### Task details
Continue the news report below about the Office of Special Counsel's call to remove Kellyanne Conway, starting right after its final sentence.

### Text for analysis
- Opening Delimiter -

Senior White House counselor Kellyanne Conway should be removed from office for repeatedly violating a law barring federal employees from engaging in election politics in their official capacity, the Office of Special Counsel said.
On Thursday, the Office of Special Counsel sent a report to President Donald Trump, detailing how Conway "violated the Hatch Act on numerous occasions by disparaging Democratic presidential candidates while speaking in her official capacity during television interviews and on social media," according to a statement.
An accompanying letter from the head of the Special Counsel, Trump-appointee Henry Kerner, called Conway's "disregard for the restrictions" of the Hatch Act "unacceptable."
"Her actions erode the principal foundation of our democratic system _ the rule of law," Kerner wrote.
White House deputy press secretary Steven Groves fired back at the agency's report, calling the office's actions against Conway "unprecedented," "deeply flawed," and in violation of her constitutional rights to free speech and due process.

- Closing Delimiter -

### Data provided
- Opening Delimiter -

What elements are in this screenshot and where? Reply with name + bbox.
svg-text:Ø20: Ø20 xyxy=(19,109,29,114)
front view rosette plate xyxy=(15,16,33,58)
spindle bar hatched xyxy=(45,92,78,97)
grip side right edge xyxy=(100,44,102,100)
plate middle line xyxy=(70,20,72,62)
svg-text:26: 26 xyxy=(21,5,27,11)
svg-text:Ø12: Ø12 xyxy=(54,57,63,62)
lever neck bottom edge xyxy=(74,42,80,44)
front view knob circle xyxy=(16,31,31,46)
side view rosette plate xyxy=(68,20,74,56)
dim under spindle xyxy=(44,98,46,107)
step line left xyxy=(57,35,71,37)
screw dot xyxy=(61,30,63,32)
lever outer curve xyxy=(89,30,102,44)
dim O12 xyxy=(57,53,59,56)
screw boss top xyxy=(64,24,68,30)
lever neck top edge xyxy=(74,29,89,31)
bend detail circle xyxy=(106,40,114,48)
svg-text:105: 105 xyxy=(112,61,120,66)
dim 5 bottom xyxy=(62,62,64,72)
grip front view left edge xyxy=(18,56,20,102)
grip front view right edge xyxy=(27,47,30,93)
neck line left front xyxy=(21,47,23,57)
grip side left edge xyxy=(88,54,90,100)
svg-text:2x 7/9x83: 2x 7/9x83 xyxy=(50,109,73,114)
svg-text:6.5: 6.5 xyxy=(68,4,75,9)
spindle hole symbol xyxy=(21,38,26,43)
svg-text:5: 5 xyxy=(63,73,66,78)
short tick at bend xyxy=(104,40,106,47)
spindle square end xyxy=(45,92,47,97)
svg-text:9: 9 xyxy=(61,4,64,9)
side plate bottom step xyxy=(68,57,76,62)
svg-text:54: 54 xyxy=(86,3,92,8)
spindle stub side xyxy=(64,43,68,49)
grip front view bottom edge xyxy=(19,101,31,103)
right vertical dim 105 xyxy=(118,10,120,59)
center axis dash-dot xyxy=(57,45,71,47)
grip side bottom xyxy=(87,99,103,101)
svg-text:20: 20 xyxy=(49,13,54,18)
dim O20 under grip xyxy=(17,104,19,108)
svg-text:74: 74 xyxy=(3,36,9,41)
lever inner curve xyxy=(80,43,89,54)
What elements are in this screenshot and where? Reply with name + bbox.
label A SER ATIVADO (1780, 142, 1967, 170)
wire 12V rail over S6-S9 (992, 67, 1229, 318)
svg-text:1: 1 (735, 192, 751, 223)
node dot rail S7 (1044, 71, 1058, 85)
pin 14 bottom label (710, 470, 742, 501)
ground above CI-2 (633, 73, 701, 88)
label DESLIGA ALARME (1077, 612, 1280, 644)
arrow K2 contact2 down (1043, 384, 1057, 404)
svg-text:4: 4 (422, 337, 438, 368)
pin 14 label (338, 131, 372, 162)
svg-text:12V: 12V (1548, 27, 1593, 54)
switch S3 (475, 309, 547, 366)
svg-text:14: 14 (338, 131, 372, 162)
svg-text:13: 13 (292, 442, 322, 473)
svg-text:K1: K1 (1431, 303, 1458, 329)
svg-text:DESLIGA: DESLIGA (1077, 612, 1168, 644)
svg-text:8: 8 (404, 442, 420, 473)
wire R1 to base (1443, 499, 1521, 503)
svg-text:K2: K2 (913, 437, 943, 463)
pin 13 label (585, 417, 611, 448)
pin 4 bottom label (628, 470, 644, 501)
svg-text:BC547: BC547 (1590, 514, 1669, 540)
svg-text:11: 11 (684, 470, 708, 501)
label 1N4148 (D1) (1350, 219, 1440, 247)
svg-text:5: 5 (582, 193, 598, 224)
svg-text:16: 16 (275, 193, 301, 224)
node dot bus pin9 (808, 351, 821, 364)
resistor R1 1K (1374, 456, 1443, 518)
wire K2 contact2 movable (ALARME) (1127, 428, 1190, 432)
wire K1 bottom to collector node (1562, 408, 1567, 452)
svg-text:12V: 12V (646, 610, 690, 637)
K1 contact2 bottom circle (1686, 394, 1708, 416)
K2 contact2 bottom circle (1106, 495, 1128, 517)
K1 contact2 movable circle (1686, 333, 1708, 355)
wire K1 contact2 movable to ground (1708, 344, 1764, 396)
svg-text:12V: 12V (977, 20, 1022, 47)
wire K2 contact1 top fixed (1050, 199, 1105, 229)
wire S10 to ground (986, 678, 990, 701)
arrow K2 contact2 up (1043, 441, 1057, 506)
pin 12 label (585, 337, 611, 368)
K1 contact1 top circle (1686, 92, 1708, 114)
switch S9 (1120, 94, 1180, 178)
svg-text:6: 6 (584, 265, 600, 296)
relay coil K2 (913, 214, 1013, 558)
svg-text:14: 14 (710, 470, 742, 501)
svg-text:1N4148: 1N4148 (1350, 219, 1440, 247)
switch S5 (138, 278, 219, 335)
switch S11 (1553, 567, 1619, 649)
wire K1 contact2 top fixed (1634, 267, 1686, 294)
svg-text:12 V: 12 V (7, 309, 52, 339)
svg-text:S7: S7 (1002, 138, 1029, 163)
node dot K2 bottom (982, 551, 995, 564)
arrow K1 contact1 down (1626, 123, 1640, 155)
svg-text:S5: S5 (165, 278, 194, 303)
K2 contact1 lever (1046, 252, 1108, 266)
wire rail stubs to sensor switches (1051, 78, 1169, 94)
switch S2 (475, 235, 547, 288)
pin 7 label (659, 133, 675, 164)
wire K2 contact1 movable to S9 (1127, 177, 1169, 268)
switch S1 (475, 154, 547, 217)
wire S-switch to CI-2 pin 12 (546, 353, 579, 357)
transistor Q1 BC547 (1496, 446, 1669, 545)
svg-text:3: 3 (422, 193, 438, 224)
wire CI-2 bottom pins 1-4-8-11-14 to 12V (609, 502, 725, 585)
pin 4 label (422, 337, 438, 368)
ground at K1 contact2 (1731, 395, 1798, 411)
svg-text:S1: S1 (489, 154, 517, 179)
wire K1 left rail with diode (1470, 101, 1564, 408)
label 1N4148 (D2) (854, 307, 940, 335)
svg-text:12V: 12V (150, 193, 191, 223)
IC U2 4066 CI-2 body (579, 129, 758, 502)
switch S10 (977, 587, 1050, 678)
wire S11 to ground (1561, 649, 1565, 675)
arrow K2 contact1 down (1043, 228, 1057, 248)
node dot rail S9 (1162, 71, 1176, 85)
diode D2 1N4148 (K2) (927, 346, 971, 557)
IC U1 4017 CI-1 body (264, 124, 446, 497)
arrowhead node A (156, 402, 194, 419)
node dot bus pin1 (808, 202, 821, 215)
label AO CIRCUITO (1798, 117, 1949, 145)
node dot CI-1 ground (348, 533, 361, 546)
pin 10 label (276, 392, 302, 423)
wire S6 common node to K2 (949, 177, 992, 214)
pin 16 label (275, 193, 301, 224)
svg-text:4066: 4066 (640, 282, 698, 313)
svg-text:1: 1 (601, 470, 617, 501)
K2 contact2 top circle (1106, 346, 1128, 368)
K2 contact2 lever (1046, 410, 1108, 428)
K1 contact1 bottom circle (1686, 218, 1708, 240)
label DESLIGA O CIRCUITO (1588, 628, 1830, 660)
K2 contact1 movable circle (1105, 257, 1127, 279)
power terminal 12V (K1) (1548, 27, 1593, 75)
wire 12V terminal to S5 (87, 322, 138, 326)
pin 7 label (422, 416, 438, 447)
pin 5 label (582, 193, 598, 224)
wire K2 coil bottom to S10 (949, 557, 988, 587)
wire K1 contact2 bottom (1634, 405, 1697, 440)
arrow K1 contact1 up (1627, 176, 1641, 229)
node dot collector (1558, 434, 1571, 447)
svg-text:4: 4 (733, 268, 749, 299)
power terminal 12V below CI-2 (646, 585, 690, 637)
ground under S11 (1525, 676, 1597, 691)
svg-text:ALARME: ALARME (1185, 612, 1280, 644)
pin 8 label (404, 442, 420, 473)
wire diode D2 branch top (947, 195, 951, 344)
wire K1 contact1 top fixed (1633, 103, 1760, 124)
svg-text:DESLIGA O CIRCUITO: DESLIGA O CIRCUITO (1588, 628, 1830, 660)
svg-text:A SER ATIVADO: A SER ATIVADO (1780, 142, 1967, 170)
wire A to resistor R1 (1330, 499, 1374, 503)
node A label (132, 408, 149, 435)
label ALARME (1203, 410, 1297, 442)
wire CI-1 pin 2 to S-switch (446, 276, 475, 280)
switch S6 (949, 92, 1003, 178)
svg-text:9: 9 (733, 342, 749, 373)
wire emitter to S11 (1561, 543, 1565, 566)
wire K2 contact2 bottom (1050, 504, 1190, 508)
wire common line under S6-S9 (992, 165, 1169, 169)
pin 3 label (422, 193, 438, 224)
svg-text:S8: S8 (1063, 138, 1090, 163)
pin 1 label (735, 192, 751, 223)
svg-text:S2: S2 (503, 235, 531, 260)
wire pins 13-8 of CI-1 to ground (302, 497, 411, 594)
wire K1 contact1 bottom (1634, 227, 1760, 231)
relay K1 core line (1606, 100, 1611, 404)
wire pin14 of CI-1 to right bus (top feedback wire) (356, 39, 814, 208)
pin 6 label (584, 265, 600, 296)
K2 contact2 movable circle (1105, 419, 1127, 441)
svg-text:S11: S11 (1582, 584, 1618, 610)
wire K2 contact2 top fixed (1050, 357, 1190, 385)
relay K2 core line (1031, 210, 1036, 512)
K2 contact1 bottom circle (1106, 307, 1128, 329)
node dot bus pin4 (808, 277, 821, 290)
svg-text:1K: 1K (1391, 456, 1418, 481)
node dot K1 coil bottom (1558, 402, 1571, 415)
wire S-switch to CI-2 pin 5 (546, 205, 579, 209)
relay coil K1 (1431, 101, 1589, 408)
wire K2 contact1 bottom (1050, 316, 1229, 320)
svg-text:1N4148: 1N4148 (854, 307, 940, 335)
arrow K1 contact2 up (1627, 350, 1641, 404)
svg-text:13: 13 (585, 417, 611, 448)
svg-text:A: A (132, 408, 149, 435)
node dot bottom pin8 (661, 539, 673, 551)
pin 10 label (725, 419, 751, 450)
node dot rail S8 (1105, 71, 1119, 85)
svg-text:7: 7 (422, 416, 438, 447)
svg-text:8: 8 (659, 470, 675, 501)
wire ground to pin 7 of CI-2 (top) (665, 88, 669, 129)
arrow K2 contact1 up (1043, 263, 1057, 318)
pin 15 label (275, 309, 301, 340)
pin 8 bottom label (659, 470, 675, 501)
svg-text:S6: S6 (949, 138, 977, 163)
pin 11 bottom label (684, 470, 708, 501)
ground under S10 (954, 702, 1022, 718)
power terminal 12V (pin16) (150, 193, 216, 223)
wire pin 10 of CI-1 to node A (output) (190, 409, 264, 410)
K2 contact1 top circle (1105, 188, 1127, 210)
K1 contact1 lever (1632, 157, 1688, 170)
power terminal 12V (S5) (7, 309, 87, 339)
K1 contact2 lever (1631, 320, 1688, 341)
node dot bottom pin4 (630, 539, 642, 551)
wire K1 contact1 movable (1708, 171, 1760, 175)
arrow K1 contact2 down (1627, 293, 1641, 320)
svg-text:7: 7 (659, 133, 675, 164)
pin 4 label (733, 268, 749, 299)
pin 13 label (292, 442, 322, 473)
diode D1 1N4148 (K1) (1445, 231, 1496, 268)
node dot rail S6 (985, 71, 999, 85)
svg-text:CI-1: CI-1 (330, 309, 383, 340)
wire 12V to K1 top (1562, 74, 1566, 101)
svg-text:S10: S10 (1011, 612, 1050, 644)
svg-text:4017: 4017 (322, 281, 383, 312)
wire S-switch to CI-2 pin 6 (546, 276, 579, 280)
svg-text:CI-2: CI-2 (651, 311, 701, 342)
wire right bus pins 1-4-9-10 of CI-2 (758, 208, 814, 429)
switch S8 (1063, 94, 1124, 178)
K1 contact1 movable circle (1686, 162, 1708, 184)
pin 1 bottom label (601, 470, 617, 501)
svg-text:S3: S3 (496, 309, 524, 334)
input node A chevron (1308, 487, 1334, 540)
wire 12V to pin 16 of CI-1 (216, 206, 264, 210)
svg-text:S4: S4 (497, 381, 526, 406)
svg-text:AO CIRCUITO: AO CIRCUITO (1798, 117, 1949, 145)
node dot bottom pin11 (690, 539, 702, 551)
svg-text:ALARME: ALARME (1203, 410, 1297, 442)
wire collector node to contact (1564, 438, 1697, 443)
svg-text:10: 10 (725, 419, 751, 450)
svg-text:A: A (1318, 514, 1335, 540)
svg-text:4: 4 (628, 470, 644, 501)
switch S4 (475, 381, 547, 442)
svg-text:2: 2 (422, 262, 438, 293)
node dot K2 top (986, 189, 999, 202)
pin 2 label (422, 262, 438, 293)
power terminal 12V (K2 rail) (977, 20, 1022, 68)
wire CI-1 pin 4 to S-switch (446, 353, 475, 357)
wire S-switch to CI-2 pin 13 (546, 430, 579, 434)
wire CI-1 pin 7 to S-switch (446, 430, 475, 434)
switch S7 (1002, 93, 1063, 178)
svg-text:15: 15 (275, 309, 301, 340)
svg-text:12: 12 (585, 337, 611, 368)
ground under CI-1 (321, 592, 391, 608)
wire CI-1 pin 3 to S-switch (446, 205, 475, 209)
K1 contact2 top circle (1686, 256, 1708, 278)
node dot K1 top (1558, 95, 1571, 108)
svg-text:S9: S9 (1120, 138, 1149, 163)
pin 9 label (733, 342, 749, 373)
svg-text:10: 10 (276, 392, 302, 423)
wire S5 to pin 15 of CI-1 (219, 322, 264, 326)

- Closing Delimiter -

### Response to the exercise
"Others, of all political views, have objected to the (Office of Special Counsel's) unclear and unevenly applied rules which have a chilling effect on free speech for all federal employees," Groves said. "Its decisions seem to be influenced by media pressure and liberal organizations _ and perhaps OSC should be mindful of its own mandate to act in a fair, impartial, non-political manner, and not misinterpret or weaponize the Hatch Act."
The Office of Special Counsel is a federal watchdog agency that enforces the Hatch Act and is not related special counsel Robert Mueller's probe into Russian interference in the 2016 election.